SELECTION -
* * * * * * *

Chicago, Jun. 2014: Wesley Kimler, the irascible painter and raconteur, spoke with me in August 2013 about doing an interview for ArtSlant magazine. What started as a short conversation turned into an extended dialogue over the next few months that covered the current state of painting, film, and theater, the 2014 Whitney Biennial, and a glimpse into Kimler's unique education as an artist. Kimler is outspoken, often attacking what he views as the neo-conceptual academy of the artworld, advocating artistic independence and self-reliance in painters. This stance has earned him the nickname "The Shark," for his biting commentary. I think this is an appropriate nickname; Like a shark, Kimler is constantly moving and developing as a painter. If he didn't, he would probably die.


Wesley Kimler, Panorama; Courtesy Jim Forni's Octane Rich Media crew, Sam Rolfes, and the artist


Bradley Rubenstein: I first encountered your work in the late eighties. I remember a painting of yours called Hunters that was quite memorable. It had the impact of something iconic, like an Egyptian stele or a Barnett Newman piece. The work that you have done in the last several decades has continued to have that effect, in my opinion, and I have enjoyed following along on your trip through painting. Let’s go back, though, for a minute and fill in some of your history. You live and work in Chicago. Where were you before then?

* * * * * * *

EXTRACTED DATA -

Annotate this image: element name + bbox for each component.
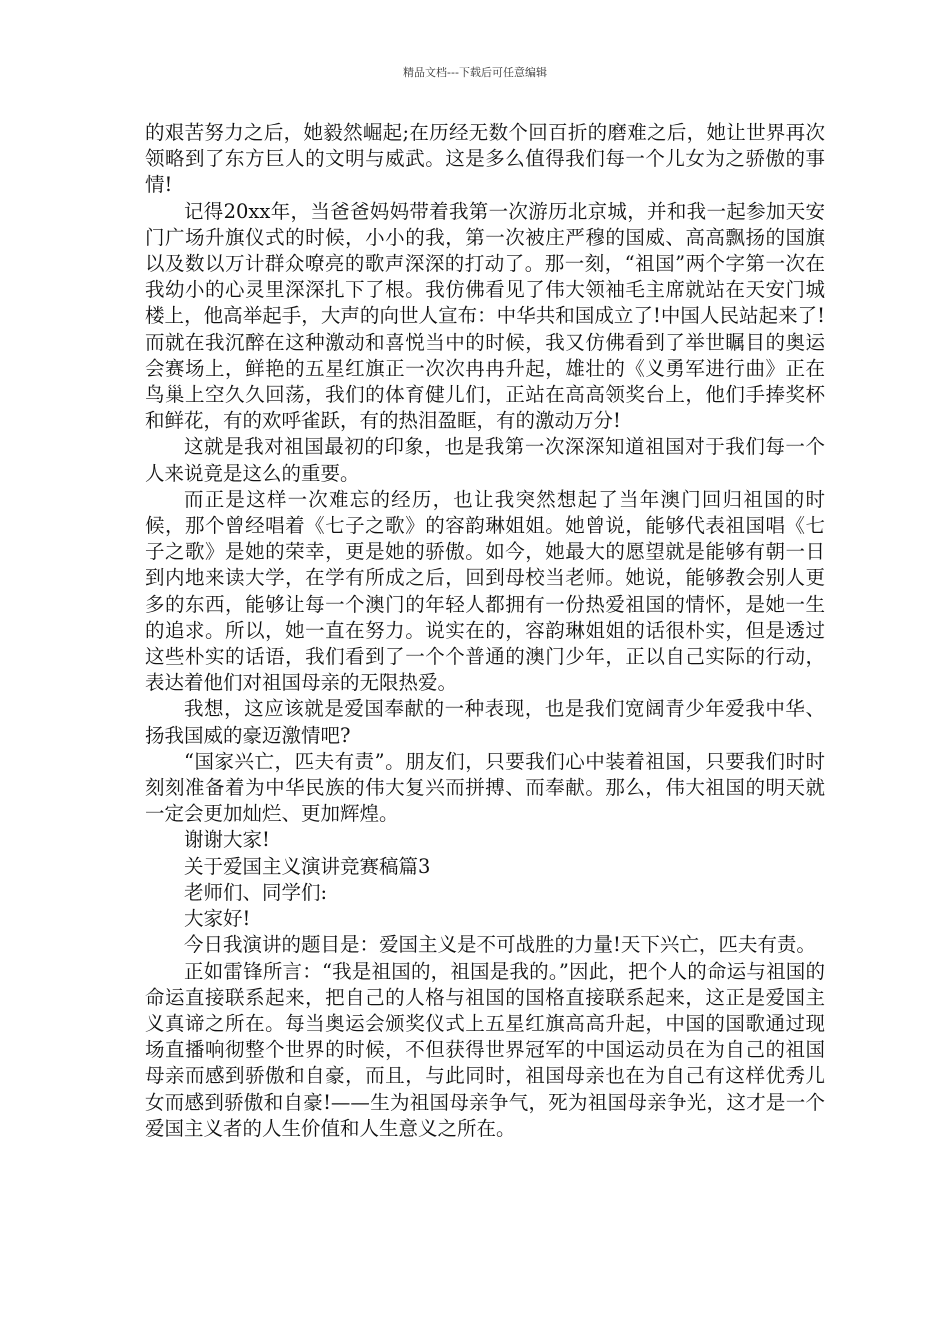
salutation: 老师们、同学们: (184, 880, 328, 904)
paragraph-1: 的艰苦努力之后，她毅然崛起;在历经无数个回百折的磨难之后，她让世界再次领略到了东方巨人的文明与威武。这是多么值得我们每一个儿女为之骄傲的事情! (145, 121, 825, 197)
paragraph-7: 今日我演讲的题目是：爱国主义是不可战胜的力量!天下兴亡，匹夫有责。 (184, 933, 816, 957)
paragraph-8: 正如雷锋所言：“我是祖国的，祖国是我的。”因此，把个人的命运与祖国的命运直接联系起来，把自己的人格与祖国的国格直接联系起来，这正是爱国主义真谛之所在。每当奥运会颁奖仪式上五星红旗高高升起，中国的国歌通过现场直播响彻整个世界的时候，不但获得世界冠军的中国运动员在为自己的祖国母亲而感到骄傲和自豪，而且，与此同时，祖国母亲也在为自己有这样优秀儿女而感到骄傲和自豪!——生为祖国母亲争气，死为祖国母亲争光，这才是一个爱国主义者的人生价值和人生意义之所在。 (145, 959, 825, 1140)
paragraph-3: 这就是我对祖国最初的印象，也是我第一次深深知道祖国对于我们每一个人来说竟是这么的重要。 (145, 435, 825, 485)
paragraph-2: 记得20xx年，当爸爸妈妈带着我第一次游历北京城，并和我一起参加天安门广场升旗仪式的时候，小小的我，第一次被庄严穆的国威、高高飘扬的国旗以及数以万计群众嘹亮的歌声深深的打动了。那一刻，“祖国”两个字第一次在我幼小的心灵里深深扎下了根。我仿佛看见了伟大领袖毛主席就站在天安门城楼上，他高举起手，大声的向世人宣布：中华共和国成立了!中国人民站起来了!而就在我沉醉在这种激动和喜悦当中的时候，我又仿佛看到了举世瞩目的奥运会赛场上，鲜艳的五星红旗正一次次冉冉升起，雄壮的《义勇军进行曲》正在鸟巢上空久久回荡，我们的体育健儿们，正站在高高领奖台上，他们手捧奖杯和鲜花，有的欢呼雀跃，有的热泪盈眶，有的激动万分! (145, 199, 825, 433)
paragraph-5: 我想，这应该就是爱国奉献的一种表现，也是我们宽阔青少年爱我中华、扬我国威的豪迈激情吧? (145, 697, 825, 747)
document-body (145, 120, 825, 1142)
page-header: 精品文档---下载后可任意编辑 (403, 66, 547, 79)
closing-thanks: 谢谢大家! (184, 828, 270, 852)
section-title: 关于爱国主义演讲竞赛稿篇3 (184, 854, 431, 878)
paragraph-6: “国家兴亡，匹夫有责”。朋友们，只要我们心中装着祖国，只要我们时时刻刻准备着为中华民族的伟大复兴而拼搏、而奉献。那么，伟大祖国的明天就一定会更加灿烂、更加辉煌。 (145, 749, 825, 826)
paragraph-4: 而正是这样一次难忘的经历，也让我突然想起了当年澳门回归祖国的时候，那个曾经唱着《七子之歌》的容韵琳姐姐。她曾说，能够代表祖国唱《七子之歌》是她的荣幸，更是她的骄傲。如今，她最大的愿望就是能够有朝一日到内地来读大学，在学有所成之后，回到母校当老师。她说，能够教会别人更多的东西，能够让每一个澳门的年轻人都拥有一份热爱祖国的情怀，是她一生的追求。所以，她一直在努力。说实在的，容韵琳姐姐的话很朴实，但是透过这些朴实的话语，我们看到了一个个普通的澳门少年，正以自己实际的行动，表达着他们对祖国母亲的无限热爱。 (145, 487, 825, 695)
greeting: 大家好! (184, 907, 251, 931)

* * * * * * *

COMPLETE THE FOLLOWING -
a. In the Kimler interview, what nickname has Kimler earned for his biting commentary?
b. List every subject that the Kimler interview says the extended dialogue covered.

FULL ANSWERS -
a. "The Shark"

b.
- The current state of painting
- The current state of film
- The current state of theater
- The 2014 Whitney Biennial
- Kimler's unique education as an artist